_Exercise brief_.
Retype the records below exactly as they appear.

_Data supplied_.
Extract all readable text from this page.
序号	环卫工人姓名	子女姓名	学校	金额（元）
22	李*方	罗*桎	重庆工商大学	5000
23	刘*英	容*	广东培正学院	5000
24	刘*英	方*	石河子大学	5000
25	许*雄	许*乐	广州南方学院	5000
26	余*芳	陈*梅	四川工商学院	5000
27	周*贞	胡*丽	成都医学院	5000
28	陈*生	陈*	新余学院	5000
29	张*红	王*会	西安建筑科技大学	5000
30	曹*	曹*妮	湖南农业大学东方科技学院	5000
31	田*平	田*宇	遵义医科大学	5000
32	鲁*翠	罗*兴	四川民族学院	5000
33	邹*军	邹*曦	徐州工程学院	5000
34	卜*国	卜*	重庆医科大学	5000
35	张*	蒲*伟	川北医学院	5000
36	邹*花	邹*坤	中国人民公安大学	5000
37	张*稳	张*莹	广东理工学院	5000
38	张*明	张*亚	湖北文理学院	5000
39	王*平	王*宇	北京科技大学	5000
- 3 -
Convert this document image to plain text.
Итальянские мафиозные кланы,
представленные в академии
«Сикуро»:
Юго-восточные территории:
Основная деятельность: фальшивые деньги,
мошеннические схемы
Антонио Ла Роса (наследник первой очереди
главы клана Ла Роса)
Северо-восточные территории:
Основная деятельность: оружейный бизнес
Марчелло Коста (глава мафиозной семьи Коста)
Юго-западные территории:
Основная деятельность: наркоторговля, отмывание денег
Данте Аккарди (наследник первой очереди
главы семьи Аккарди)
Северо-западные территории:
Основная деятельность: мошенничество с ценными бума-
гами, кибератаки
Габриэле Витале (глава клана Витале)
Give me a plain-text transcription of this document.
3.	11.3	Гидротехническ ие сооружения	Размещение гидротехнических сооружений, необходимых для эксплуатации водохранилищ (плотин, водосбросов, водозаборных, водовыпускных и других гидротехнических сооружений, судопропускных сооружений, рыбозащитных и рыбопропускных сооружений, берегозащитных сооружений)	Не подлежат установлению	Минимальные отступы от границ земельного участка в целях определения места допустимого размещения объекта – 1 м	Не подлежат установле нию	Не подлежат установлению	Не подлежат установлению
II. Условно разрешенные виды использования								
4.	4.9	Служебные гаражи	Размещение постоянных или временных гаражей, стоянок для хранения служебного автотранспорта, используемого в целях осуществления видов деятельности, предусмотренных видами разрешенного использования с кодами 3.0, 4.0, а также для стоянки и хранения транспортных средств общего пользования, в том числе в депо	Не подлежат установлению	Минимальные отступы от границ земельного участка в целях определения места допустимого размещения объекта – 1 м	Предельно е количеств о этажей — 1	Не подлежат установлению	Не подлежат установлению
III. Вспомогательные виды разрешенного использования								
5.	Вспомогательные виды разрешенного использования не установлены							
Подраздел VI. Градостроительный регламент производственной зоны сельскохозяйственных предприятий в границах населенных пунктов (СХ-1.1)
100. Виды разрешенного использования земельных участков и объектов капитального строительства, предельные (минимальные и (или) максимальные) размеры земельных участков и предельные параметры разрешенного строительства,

_Exercise solution_.
Extract all readable text from this page.
序号	环卫工人姓名	子女姓名	学校	金额（元）
22	李*方	罗*桎	重庆工商大学	5000
23	刘*英	容*	广东培正学院	5000
24	刘*英	方*	石河子大学	5000
25	许*雄	许*乐	广州南方学院	5000
26	余*芳	陈*梅	四川工商学院	5000
27	周*贞	胡*丽	成都医学院	5000
28	陈*生	陈*	新余学院	5000
29	张*红	王*会	西安建筑科技大学	5000
30	曹*	曹*妮	湖南农业大学东方科技学院	5000
31	田*平	田*宇	遵义医科大学	5000
32	鲁*翠	罗*兴	四川民族学院	5000
33	邹*军	邹*曦	徐州工程学院	5000
34	卜*国	卜*	重庆医科大学	5000
35	张*	蒲*伟	川北医学院	5000
36	邹*花	邹*坤	中国人民公安大学	5000
37	张*稳	张*莹	广东理工学院	5000
38	张*明	张*亚	湖北文理学院	5000
39	王*平	王*宇	北京科技大学	5000
- 3 -
Convert this document image to plain text.
Итальянские мафиозные кланы,
представленные в академии
«Сикуро»:
Юго-восточные территории:
Основная деятельность: фальшивые деньги,
мошеннические схемы
Антонио Ла Роса (наследник первой очереди
главы клана Ла Роса)
Северо-восточные территории:
Основная деятельность: оружейный бизнес
Марчелло Коста (глава мафиозной семьи Коста)
Юго-западные территории:
Основная деятельность: наркоторговля, отмывание денег
Данте Аккарди (наследник первой очереди
главы семьи Аккарди)
Северо-западные территории:
Основная деятельность: мошенничество с ценными бума-
гами, кибератаки
Габриэле Витале (глава клана Витале)
Give me a plain-text transcription of this document.
3.	11.3	Гидротехническ ие сооружения	Размещение гидротехнических сооружений, необходимых для эксплуатации водохранилищ (плотин, водосбросов, водозаборных, водовыпускных и других гидротехнических сооружений, судопропускных сооружений, рыбозащитных и рыбопропускных сооружений, берегозащитных сооружений)	Не подлежат установлению	Минимальные отступы от границ земельного участка в целях определения места допустимого размещения объекта – 1 м	Не подлежат установле нию	Не подлежат установлению	Не подлежат установлению
II. Условно разрешенные виды использования								
4.	4.9	Служебные гаражи	Размещение постоянных или временных гаражей, стоянок для хранения служебного автотранспорта, используемого в целях осуществления видов деятельности, предусмотренных видами разрешенного использования с кодами 3.0, 4.0, а также для стоянки и хранения транспортных средств общего пользования, в том числе в депо	Не подлежат установлению	Минимальные отступы от границ земельного участка в целях определения места допустимого размещения объекта – 1 м	Предельно е количеств о этажей — 1	Не подлежат установлению	Не подлежат установлению
III. Вспомогательные виды разрешенного использования								
5.	Вспомогательные виды разрешенного использования не установлены							
Подраздел VI. Градостроительный регламент производственной зоны сельскохозяйственных предприятий в границах населенных пунктов (СХ-1.1)
100. Виды разрешенного использования земельных участков и объектов капитального строительства, предельные (минимальные и (или) максимальные) размеры земельных участков и предельные параметры разрешенного строительства,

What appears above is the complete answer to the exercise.